┌─ TEXTE FOURNI
Le choix de la SPE pour sceller la relation privilégiée entre avocats et conseils en propriété intellectuelle (CPI)
Dans le domaine complexe de la propriété intellectuelle, expertise technique pointue et analyse juridique approfondie font bon ménage. Parmi les avocats et CPI qui collaborent, certains ont choisi de s’unir, souvent pour le meilleur.
Merci à Caroline Casalonga, managing Partner du cabinet Casalonga et à Gaëlle Loinger-Benamran, associée co-fondatrice de TAoMA Partners, de nous avoir partagé leur vision enthousiaste de l’interprofessionnalité.
└─
◆ **SÉRIE DE TÂCHES**
A. D'après l'article sur la SPE entre avocats et CPI, quelle fonction occupe Gaëlle Loinger-Benamran ?
B. Poursuivez, s'il vous plaît, l'article sur la SPE entre avocats et CPI après sa dernière phrase.
Les enregistrements proviennent d'une autre source.
┌─ DONNÉES FOURNIES
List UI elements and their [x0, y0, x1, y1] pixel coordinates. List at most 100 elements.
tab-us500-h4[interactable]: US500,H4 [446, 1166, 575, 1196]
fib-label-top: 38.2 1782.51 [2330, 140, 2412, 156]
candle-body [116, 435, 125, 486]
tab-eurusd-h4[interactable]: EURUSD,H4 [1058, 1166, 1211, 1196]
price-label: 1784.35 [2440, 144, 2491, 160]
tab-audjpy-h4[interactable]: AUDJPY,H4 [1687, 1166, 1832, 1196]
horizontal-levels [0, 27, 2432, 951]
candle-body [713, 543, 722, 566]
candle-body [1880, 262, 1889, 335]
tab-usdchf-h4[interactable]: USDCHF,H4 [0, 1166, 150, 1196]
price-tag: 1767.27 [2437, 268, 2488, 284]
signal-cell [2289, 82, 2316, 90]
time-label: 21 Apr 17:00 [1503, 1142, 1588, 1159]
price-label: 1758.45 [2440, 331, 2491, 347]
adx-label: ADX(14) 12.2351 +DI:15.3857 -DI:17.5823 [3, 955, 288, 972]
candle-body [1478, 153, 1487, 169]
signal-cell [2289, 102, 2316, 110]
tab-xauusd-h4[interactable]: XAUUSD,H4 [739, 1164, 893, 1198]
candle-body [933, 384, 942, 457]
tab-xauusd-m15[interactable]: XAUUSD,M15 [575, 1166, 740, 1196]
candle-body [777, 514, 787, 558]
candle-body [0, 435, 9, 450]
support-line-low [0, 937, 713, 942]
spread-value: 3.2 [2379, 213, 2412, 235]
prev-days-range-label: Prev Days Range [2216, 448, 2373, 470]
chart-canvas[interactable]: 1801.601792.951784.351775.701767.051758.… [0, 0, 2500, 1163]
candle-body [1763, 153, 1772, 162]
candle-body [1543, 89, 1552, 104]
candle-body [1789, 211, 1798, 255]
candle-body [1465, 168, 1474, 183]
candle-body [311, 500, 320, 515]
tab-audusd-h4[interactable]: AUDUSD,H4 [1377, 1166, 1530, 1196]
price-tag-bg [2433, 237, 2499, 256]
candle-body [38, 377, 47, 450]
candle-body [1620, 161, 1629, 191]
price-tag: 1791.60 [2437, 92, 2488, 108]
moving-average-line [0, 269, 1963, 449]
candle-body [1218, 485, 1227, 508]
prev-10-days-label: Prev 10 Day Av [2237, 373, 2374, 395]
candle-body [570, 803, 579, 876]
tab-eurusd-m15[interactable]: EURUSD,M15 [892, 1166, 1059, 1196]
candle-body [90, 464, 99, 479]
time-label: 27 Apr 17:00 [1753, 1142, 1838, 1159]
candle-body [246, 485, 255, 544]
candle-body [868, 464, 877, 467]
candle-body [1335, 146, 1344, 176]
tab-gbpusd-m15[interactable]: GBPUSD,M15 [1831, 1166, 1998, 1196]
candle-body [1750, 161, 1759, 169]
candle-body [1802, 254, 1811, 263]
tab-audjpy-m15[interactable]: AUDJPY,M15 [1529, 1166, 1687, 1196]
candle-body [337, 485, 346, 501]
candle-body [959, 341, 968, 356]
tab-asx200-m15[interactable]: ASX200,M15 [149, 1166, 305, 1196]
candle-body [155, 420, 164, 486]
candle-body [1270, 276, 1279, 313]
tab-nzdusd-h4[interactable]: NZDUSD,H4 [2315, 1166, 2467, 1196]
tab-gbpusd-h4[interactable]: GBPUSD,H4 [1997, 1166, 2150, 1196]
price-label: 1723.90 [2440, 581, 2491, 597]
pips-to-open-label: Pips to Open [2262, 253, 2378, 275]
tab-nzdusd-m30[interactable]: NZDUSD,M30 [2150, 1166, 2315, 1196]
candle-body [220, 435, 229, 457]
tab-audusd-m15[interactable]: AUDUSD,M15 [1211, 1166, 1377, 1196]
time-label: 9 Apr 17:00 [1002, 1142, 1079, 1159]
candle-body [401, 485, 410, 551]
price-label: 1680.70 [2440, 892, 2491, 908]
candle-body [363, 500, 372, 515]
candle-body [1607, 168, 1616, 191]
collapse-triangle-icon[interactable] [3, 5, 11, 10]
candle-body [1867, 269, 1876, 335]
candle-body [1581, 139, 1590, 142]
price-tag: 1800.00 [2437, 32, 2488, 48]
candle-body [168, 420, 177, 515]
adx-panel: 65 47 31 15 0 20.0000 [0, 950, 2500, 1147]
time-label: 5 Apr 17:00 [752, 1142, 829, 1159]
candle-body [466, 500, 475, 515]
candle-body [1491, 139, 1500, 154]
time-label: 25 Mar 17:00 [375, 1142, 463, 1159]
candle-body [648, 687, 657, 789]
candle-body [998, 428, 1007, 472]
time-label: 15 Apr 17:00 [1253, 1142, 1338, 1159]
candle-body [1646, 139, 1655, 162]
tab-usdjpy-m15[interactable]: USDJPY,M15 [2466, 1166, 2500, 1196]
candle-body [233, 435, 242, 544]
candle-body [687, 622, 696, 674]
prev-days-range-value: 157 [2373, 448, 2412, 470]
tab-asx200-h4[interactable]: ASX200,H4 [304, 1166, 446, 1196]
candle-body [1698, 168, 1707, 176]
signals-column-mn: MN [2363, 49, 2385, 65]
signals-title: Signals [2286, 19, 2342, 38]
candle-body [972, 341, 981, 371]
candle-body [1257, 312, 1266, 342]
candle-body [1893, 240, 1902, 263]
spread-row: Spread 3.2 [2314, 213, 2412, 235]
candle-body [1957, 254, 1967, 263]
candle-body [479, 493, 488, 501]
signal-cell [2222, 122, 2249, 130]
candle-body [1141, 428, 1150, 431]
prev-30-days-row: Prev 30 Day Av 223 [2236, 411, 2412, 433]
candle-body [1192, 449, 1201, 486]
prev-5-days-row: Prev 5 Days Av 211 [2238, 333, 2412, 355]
└─
◆ **RÉPONSES AUX EXERCICES**
A. Elle est associée co-fondatrice de TAoMA Partners.

B.
Les avocats et les conseils en propriété intellectuelle sont habitués à travailler en étroite collaboration, souvent au cas par cas, suivant les besoins et sans structure juridique dédiée. Car pour certains, malgré la complémentarité des deux professions, les différences culturelles, d’organisation et d’approche des dossiers ou encore, les conflits d’intérêts potentiels, représentent des obstacles de taille qu’ils ne souhaitent pas franchir. Pour d’autres, en revanche, passer le cap de la structuration juridique est vécu comme un tremplin puissant, autant pour le fonctionnement interne du cabinet que pour les clients qui en bénéficient.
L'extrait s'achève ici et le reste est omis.